- _Problem requirements_: The entries below are to be written out again without alteration.

[Records contained in a dataset]
------------------------

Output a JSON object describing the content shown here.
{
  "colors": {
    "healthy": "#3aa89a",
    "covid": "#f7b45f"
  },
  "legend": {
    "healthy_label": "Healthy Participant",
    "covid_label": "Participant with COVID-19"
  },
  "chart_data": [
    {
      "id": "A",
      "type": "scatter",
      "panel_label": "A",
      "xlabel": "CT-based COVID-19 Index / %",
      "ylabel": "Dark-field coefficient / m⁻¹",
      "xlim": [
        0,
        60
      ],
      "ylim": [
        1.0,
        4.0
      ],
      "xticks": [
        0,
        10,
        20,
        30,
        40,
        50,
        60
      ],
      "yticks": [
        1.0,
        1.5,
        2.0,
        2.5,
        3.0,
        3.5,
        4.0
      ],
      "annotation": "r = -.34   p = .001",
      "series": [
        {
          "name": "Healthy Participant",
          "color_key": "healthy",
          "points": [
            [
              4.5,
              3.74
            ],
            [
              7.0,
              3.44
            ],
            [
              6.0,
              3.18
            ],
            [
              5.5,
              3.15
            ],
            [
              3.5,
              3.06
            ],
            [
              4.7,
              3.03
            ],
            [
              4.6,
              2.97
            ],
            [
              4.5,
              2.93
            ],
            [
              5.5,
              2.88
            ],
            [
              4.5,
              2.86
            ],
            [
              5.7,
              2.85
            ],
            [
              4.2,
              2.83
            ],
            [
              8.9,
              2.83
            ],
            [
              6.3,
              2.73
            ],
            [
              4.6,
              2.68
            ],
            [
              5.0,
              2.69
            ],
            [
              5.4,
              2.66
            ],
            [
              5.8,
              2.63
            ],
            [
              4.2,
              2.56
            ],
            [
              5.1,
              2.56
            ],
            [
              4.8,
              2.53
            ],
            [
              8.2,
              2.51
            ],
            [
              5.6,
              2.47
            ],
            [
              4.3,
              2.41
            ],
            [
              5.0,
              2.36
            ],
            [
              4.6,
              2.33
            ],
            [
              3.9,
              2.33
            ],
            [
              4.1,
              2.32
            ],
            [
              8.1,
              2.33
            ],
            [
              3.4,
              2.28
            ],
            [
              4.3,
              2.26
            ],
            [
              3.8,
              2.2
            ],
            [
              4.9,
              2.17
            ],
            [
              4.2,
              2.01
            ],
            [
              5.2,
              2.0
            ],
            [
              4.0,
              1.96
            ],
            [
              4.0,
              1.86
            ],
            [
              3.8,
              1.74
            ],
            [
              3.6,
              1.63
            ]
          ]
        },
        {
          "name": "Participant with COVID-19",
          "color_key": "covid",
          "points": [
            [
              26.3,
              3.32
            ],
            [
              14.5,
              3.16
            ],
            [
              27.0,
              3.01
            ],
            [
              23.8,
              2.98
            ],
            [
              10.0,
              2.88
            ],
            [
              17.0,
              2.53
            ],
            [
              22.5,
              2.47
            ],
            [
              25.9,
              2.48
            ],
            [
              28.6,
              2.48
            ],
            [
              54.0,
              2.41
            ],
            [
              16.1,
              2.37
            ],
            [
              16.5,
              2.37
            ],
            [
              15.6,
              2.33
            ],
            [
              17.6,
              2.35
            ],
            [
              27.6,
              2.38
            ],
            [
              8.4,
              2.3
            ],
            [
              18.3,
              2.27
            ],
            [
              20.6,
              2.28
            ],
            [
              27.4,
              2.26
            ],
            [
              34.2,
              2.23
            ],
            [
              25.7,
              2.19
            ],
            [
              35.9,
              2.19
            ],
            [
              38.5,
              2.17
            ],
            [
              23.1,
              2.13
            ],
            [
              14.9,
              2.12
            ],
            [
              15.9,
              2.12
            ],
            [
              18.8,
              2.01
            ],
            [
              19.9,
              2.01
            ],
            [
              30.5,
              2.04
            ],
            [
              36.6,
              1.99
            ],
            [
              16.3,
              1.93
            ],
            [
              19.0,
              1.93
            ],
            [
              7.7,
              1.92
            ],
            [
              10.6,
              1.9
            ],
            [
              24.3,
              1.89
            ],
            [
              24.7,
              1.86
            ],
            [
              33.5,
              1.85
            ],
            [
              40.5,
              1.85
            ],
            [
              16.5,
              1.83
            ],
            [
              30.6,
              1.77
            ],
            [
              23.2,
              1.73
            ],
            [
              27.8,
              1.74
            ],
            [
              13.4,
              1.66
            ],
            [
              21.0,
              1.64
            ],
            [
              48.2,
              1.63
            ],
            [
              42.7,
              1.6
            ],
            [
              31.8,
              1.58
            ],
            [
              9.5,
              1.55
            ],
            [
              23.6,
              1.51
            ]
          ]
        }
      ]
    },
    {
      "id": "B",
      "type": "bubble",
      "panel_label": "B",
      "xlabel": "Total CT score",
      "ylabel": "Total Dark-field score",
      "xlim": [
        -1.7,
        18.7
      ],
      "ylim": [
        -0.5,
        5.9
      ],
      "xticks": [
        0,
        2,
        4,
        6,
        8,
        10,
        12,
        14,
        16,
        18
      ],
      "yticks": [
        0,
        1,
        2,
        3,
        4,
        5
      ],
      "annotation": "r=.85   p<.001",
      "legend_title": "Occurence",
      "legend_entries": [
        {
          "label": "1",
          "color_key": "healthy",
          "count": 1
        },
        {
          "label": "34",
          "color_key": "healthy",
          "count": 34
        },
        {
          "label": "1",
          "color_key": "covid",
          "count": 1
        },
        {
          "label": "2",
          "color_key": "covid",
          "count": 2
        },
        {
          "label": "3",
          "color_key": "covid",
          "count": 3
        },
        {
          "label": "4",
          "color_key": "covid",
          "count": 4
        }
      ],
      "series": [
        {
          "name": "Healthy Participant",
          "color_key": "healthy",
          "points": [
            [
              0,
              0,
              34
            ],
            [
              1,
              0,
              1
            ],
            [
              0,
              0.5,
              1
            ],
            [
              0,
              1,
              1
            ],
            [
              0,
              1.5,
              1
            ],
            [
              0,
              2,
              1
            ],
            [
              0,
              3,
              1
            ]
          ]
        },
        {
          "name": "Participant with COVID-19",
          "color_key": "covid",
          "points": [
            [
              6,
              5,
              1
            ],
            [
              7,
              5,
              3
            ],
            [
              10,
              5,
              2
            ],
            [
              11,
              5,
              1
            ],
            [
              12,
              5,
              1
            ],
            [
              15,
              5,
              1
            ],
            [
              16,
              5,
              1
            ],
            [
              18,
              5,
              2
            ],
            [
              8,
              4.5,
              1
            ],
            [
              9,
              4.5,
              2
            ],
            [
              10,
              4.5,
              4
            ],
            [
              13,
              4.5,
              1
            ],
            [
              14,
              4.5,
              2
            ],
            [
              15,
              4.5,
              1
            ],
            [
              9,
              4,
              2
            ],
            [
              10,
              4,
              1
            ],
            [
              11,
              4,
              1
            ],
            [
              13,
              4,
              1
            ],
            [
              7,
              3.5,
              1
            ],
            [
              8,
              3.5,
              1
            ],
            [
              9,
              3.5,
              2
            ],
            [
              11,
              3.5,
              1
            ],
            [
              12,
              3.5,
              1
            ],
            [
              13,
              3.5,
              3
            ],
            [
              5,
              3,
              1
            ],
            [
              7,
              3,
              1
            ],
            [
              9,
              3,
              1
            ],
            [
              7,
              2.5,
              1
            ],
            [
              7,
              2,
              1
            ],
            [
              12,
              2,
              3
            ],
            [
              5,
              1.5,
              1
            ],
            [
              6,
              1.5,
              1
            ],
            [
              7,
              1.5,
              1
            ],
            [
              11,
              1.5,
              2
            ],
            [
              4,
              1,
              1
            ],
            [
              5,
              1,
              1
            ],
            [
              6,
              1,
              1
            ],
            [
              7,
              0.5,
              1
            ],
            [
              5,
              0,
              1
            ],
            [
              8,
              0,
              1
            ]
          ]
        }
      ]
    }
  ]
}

------------------------

- _Exercise answer_:
Output a JSON object describing the content shown here.
{
  "colors": {
    "healthy": "#3aa89a",
    "covid": "#f7b45f"
  },
  "legend": {
    "healthy_label": "Healthy Participant",
    "covid_label": "Participant with COVID-19"
  },
  "chart_data": [
    {
      "id": "A",
      "type": "scatter",
      "panel_label": "A",
      "xlabel": "CT-based COVID-19 Index / %",
      "ylabel": "Dark-field coefficient / m⁻¹",
      "xlim": [
        0,
        60
      ],
      "ylim": [
        1.0,
        4.0
      ],
      "xticks": [
        0,
        10,
        20,
        30,
        40,
        50,
        60
      ],
      "yticks": [
        1.0,
        1.5,
        2.0,
        2.5,
        3.0,
        3.5,
        4.0
      ],
      "annotation": "r = -.34   p = .001",
      "series": [
        {
          "name": "Healthy Participant",
          "color_key": "healthy",
          "points": [
            [
              4.5,
              3.74
            ],
            [
              7.0,
              3.44
            ],
            [
              6.0,
              3.18
            ],
            [
              5.5,
              3.15
            ],
            [
              3.5,
              3.06
            ],
            [
              4.7,
              3.03
            ],
            [
              4.6,
              2.97
            ],
            [
              4.5,
              2.93
            ],
            [
              5.5,
              2.88
            ],
            [
              4.5,
              2.86
            ],
            [
              5.7,
              2.85
            ],
            [
              4.2,
              2.83
            ],
            [
              8.9,
              2.83
            ],
            [
              6.3,
              2.73
            ],
            [
              4.6,
              2.68
            ],
            [
              5.0,
              2.69
            ],
            [
              5.4,
              2.66
            ],
            [
              5.8,
              2.63
            ],
            [
              4.2,
              2.56
            ],
            [
              5.1,
              2.56
            ],
            [
              4.8,
              2.53
            ],
            [
              8.2,
              2.51
            ],
            [
              5.6,
              2.47
            ],
            [
              4.3,
              2.41
            ],
            [
              5.0,
              2.36
            ],
            [
              4.6,
              2.33
            ],
            [
              3.9,
              2.33
            ],
            [
              4.1,
              2.32
            ],
            [
              8.1,
              2.33
            ],
            [
              3.4,
              2.28
            ],
            [
              4.3,
              2.26
            ],
            [
              3.8,
              2.2
            ],
            [
              4.9,
              2.17
            ],
            [
              4.2,
              2.01
            ],
            [
              5.2,
              2.0
            ],
            [
              4.0,
              1.96
            ],
            [
              4.0,
              1.86
            ],
            [
              3.8,
              1.74
            ],
            [
              3.6,
              1.63
            ]
          ]
        },
        {
          "name": "Participant with COVID-19",
          "color_key": "covid",
          "points": [
            [
              26.3,
              3.32
            ],
            [
              14.5,
              3.16
            ],
            [
              27.0,
              3.01
            ],
            [
              23.8,
              2.98
            ],
            [
              10.0,
              2.88
            ],
            [
              17.0,
              2.53
            ],
            [
              22.5,
              2.47
            ],
            [
              25.9,
              2.48
            ],
            [
              28.6,
              2.48
            ],
            [
              54.0,
              2.41
            ],
            [
              16.1,
              2.37
            ],
            [
              16.5,
              2.37
            ],
            [
              15.6,
              2.33
            ],
            [
              17.6,
              2.35
            ],
            [
              27.6,
              2.38
            ],
            [
              8.4,
              2.3
            ],
            [
              18.3,
              2.27
            ],
            [
              20.6,
              2.28
            ],
            [
              27.4,
              2.26
            ],
            [
              34.2,
              2.23
            ],
            [
              25.7,
              2.19
            ],
            [
              35.9,
              2.19
            ],
            [
              38.5,
              2.17
            ],
            [
              23.1,
              2.13
            ],
            [
              14.9,
              2.12
            ],
            [
              15.9,
              2.12
            ],
            [
              18.8,
              2.01
            ],
            [
              19.9,
              2.01
            ],
            [
              30.5,
              2.04
            ],
            [
              36.6,
              1.99
            ],
            [
              16.3,
              1.93
            ],
            [
              19.0,
              1.93
            ],
            [
              7.7,
              1.92
            ],
            [
              10.6,
              1.9
            ],
            [
              24.3,
              1.89
            ],
            [
              24.7,
              1.86
            ],
            [
              33.5,
              1.85
            ],
            [
              40.5,
              1.85
            ],
            [
              16.5,
              1.83
            ],
            [
              30.6,
              1.77
            ],
            [
              23.2,
              1.73
            ],
            [
              27.8,
              1.74
            ],
            [
              13.4,
              1.66
            ],
            [
              21.0,
              1.64
            ],
            [
              48.2,
              1.63
            ],
            [
              42.7,
              1.6
            ],
            [
              31.8,
              1.58
            ],
            [
              9.5,
              1.55
            ],
            [
              23.6,
              1.51
            ]
          ]
        }
      ]
    },
    {
      "id": "B",
      "type": "bubble",
      "panel_label": "B",
      "xlabel": "Total CT score",
      "ylabel": "Total Dark-field score",
      "xlim": [
        -1.7,
        18.7
      ],
      "ylim": [
        -0.5,
        5.9
      ],
      "xticks": [
        0,
        2,
        4,
        6,
        8,
        10,
        12,
        14,
        16,
        18
      ],
      "yticks": [
        0,
        1,
        2,
        3,
        4,
        5
      ],
      "annotation": "r=.85   p<.001",
      "legend_title": "Occurence",
      "legend_entries": [
        {
          "label": "1",
          "color_key": "healthy",
          "count": 1
        },
        {
          "label": "34",
          "color_key": "healthy",
          "count": 34
        },
        {
          "label": "1",
          "color_key": "covid",
          "count": 1
        },
        {
          "label": "2",
          "color_key": "covid",
          "count": 2
        },
        {
          "label": "3",
          "color_key": "covid",
          "count": 3
        },
        {
          "label": "4",
          "color_key": "covid",
          "count": 4
        }
      ],
      "series": [
        {
          "name": "Healthy Participant",
          "color_key": "healthy",
          "points": [
            [
              0,
              0,
              34
            ],
            [
              1,
              0,
              1
            ],
            [
              0,
              0.5,
              1
            ],
            [
              0,
              1,
              1
            ],
            [
              0,
              1.5,
              1
            ],
            [
              0,
              2,
              1
            ],
            [
              0,
              3,
              1
            ]
          ]
        },
        {
          "name": "Participant with COVID-19",
          "color_key": "covid",
          "points": [
            [
              6,
              5,
              1
            ],
            [
              7,
              5,
              3
            ],
            [
              10,
              5,
              2
            ],
            [
              11,
              5,
              1
            ],
            [
              12,
              5,
              1
            ],
            [
              15,
              5,
              1
            ],
            [
              16,
              5,
              1
            ],
            [
              18,
              5,
              2
            ],
            [
              8,
              4.5,
              1
            ],
            [
              9,
              4.5,
              2
            ],
            [
              10,
              4.5,
              4
            ],
            [
              13,
              4.5,
              1
            ],
            [
              14,
              4.5,
              2
            ],
            [
              15,
              4.5,
              1
            ],
            [
              9,
              4,
              2
            ],
            [
              10,
              4,
              1
            ],
            [
              11,
              4,
              1
            ],
            [
              13,
              4,
              1
            ],
            [
              7,
              3.5,
              1
            ],
            [
              8,
              3.5,
              1
            ],
            [
              9,
              3.5,
              2
            ],
            [
              11,
              3.5,
              1
            ],
            [
              12,
              3.5,
              1
            ],
            [
              13,
              3.5,
              3
            ],
            [
              5,
              3,
              1
            ],
            [
              7,
              3,
              1
            ],
            [
              9,
              3,
              1
            ],
            [
              7,
              2.5,
              1
            ],
            [
              7,
              2,
              1
            ],
            [
              12,
              2,
              3
            ],
            [
              5,
              1.5,
              1
            ],
            [
              6,
              1.5,
              1
            ],
            [
              7,
              1.5,
              1
            ],
            [
              11,
              1.5,
              2
            ],
            [
              4,
              1,
              1
            ],
            [
              5,
              1,
              1
            ],
            [
              6,
              1,
              1
            ],
            [
              7,
              0.5,
              1
            ],
            [
              5,
              0,
              1
            ],
            [
              8,
              0,
              1
            ]
          ]
        }
      ]
    }
  ]
}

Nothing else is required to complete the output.